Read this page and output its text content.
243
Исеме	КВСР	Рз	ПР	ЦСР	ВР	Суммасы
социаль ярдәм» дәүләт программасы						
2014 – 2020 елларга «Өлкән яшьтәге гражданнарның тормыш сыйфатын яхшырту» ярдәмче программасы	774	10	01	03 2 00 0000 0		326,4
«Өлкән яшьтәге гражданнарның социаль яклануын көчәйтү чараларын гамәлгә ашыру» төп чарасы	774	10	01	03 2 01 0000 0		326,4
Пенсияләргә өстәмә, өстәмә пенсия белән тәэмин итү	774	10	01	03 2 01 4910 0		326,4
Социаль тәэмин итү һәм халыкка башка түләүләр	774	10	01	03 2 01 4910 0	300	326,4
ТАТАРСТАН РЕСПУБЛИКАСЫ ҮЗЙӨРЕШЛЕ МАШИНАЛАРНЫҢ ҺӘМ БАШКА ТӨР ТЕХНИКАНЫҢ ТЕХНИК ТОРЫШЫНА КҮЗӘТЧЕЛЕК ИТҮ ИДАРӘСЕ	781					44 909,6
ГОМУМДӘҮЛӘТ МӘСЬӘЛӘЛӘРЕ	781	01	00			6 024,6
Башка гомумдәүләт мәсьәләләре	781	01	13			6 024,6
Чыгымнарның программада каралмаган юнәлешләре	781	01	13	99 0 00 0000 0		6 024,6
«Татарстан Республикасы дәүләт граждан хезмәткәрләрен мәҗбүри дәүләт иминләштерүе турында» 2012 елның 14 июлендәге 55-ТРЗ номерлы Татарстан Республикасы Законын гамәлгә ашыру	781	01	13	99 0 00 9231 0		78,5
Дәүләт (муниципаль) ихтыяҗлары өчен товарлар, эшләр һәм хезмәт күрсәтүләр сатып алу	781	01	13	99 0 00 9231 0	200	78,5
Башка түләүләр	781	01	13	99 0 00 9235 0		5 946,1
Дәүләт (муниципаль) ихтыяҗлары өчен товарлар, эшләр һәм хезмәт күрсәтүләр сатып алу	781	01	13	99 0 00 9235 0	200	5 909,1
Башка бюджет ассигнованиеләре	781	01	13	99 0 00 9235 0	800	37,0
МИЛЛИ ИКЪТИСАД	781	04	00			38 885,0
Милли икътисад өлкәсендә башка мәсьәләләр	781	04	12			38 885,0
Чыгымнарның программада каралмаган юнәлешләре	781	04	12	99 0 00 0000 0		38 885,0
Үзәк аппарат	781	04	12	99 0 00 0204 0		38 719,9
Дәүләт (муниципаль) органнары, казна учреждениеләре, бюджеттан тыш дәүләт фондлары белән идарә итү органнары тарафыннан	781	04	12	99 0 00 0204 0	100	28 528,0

━━━━

EXERCISE → Locate and copy each line in the data above that includes the word "ихтыяҗлары".

RESULT BELOW →
Дәүләт (муниципаль) ихтыяҗлары өчен товарлар, эшләр һәм хезмәт күрсәтүләр сатып алу	781	01	13	99 0 00 9231 0	200	78,5
Дәүләт (муниципаль) ихтыяҗлары өчен товарлар, эшләр һәм хезмәт күрсәтүләр сатып алу	781	01	13	99 0 00 9235 0	200	5 909,1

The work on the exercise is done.